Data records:
━━━━━━━━━━━━━━━━━━━━━━━━━━━━━━
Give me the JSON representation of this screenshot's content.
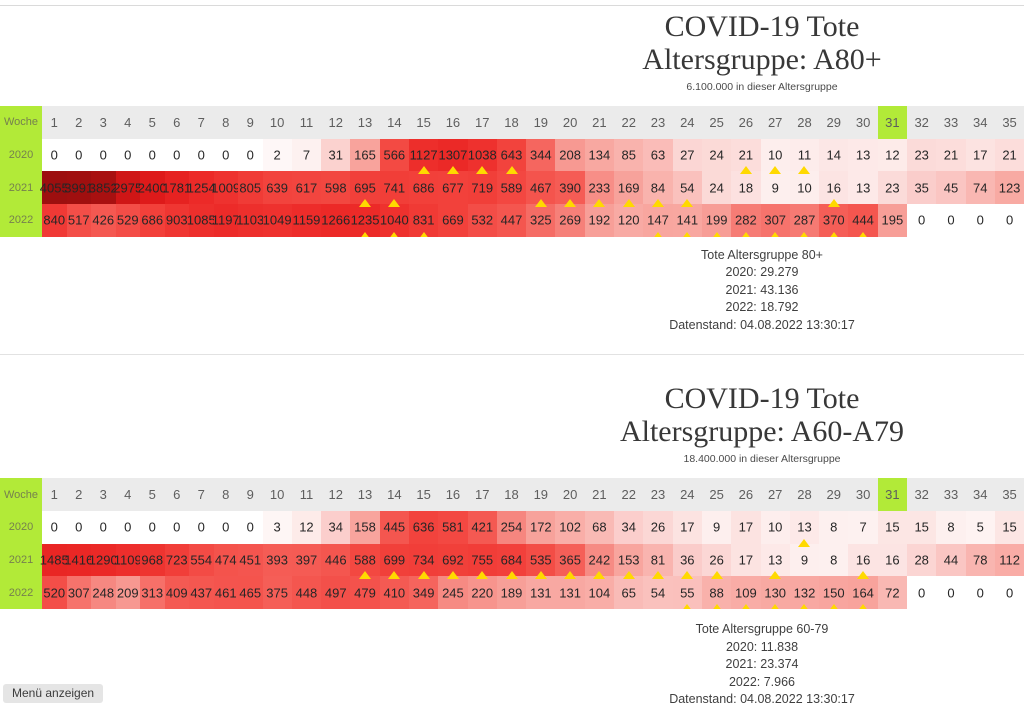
{
  "page": {
    "menu_button_label": "Menü anzeigen"
  },
  "colors": {
    "accent_green": "#b2ea38",
    "header_gray": "#ebebeb",
    "marker_yellow": "#ffd900",
    "scale_max": 4055,
    "scale_stops": [
      [
        0.0,
        255,
        255,
        255
      ],
      [
        0.05,
        253,
        238,
        237
      ],
      [
        0.1,
        250,
        200,
        197
      ],
      [
        0.15,
        249,
        176,
        170
      ],
      [
        0.22,
        247,
        158,
        151
      ],
      [
        0.3,
        245,
        95,
        88
      ],
      [
        0.4,
        242,
        66,
        60
      ],
      [
        0.55,
        236,
        42,
        40
      ],
      [
        0.75,
        225,
        27,
        27
      ],
      [
        0.9,
        200,
        20,
        20
      ],
      [
        1.0,
        157,
        15,
        15
      ]
    ]
  },
  "chart_data": [
    {
      "type": "heatmap",
      "title_line1": "COVID-19 Tote",
      "title_line2": "Altersgruppe: A80+",
      "subtitle": "6.100.000 in dieser Altersgruppe",
      "week_label": "Woche",
      "weeks": [
        1,
        2,
        3,
        4,
        5,
        6,
        7,
        8,
        9,
        10,
        11,
        12,
        13,
        14,
        15,
        16,
        17,
        18,
        19,
        20,
        21,
        22,
        23,
        24,
        25,
        26,
        27,
        28,
        29,
        30,
        31,
        32,
        33,
        34,
        35
      ],
      "highlight_week": 31,
      "rows": [
        {
          "year": "2020",
          "values": [
            0,
            0,
            0,
            0,
            0,
            0,
            0,
            0,
            0,
            2,
            7,
            31,
            165,
            566,
            1127,
            1307,
            1038,
            643,
            344,
            208,
            134,
            85,
            63,
            27,
            24,
            21,
            10,
            11,
            14,
            13,
            12,
            23,
            21,
            17,
            21
          ],
          "markers": [
            15,
            16,
            17,
            18,
            26,
            27,
            28
          ]
        },
        {
          "year": "2021",
          "values": [
            4055,
            3991,
            3852,
            2975,
            2400,
            1781,
            1254,
            1009,
            805,
            639,
            617,
            598,
            695,
            741,
            686,
            677,
            719,
            589,
            467,
            390,
            233,
            169,
            84,
            54,
            24,
            18,
            9,
            10,
            16,
            13,
            23,
            35,
            45,
            74,
            123
          ],
          "markers": [
            13,
            14,
            19,
            20,
            21,
            22,
            23,
            24,
            29
          ]
        },
        {
          "year": "2022",
          "values": [
            840,
            517,
            426,
            529,
            686,
            903,
            1085,
            1197,
            1103,
            1049,
            1159,
            1266,
            1235,
            1040,
            831,
            669,
            532,
            447,
            325,
            269,
            192,
            120,
            147,
            141,
            199,
            282,
            307,
            287,
            370,
            444,
            195,
            0,
            0,
            0,
            0
          ],
          "markers": [
            13,
            14,
            15,
            23,
            24,
            25,
            26,
            27,
            28,
            29,
            30
          ]
        }
      ],
      "summary": {
        "heading": "Tote Altersgruppe 80+",
        "line_2020": "2020: 29.279",
        "line_2021": "2021: 43.136",
        "line_2022": "2022: 18.792",
        "datenstand": "Datenstand: 04.08.2022 13:30:17"
      }
    },
    {
      "type": "heatmap",
      "title_line1": "COVID-19 Tote",
      "title_line2": "Altersgruppe: A60-A79",
      "subtitle": "18.400.000 in dieser Altersgruppe",
      "week_label": "Woche",
      "weeks": [
        1,
        2,
        3,
        4,
        5,
        6,
        7,
        8,
        9,
        10,
        11,
        12,
        13,
        14,
        15,
        16,
        17,
        18,
        19,
        20,
        21,
        22,
        23,
        24,
        25,
        26,
        27,
        28,
        29,
        30,
        31,
        32,
        33,
        34,
        35
      ],
      "highlight_week": 31,
      "rows": [
        {
          "year": "2020",
          "values": [
            0,
            0,
            0,
            0,
            0,
            0,
            0,
            0,
            0,
            3,
            12,
            34,
            158,
            445,
            636,
            581,
            421,
            254,
            172,
            102,
            68,
            34,
            26,
            17,
            9,
            17,
            10,
            13,
            8,
            7,
            15,
            15,
            8,
            5,
            15
          ],
          "markers": [
            28
          ]
        },
        {
          "year": "2021",
          "values": [
            1485,
            1416,
            1290,
            1109,
            968,
            723,
            554,
            474,
            451,
            393,
            397,
            446,
            588,
            699,
            734,
            692,
            755,
            684,
            535,
            365,
            242,
            153,
            81,
            36,
            26,
            17,
            13,
            9,
            8,
            16,
            16,
            28,
            44,
            78,
            112
          ],
          "markers": [
            13,
            14,
            15,
            16,
            17,
            18,
            19,
            20,
            21,
            22,
            23,
            24,
            25,
            27,
            30
          ]
        },
        {
          "year": "2022",
          "values": [
            520,
            307,
            248,
            209,
            313,
            409,
            437,
            461,
            465,
            375,
            448,
            497,
            479,
            410,
            349,
            245,
            220,
            189,
            131,
            131,
            104,
            65,
            54,
            55,
            88,
            109,
            130,
            132,
            150,
            164,
            72,
            0,
            0,
            0,
            0
          ],
          "markers": [
            24,
            25,
            26,
            27,
            28,
            29,
            30
          ]
        }
      ],
      "summary": {
        "heading": "Tote Altersgruppe 60-79",
        "line_2020": "2020: 11.838",
        "line_2021": "2021: 23.374",
        "line_2022": "2022: 7.966",
        "datenstand": "Datenstand: 04.08.2022 13:30:17"
      }
    }
  ]
}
━━━━━━━━━━━━━━━━━━━━━━━━━━━━━━
**Given exercise**: Among the lines above, determine how many hold the word "Tote"; report the figure alone.

**Reply to the task**: 4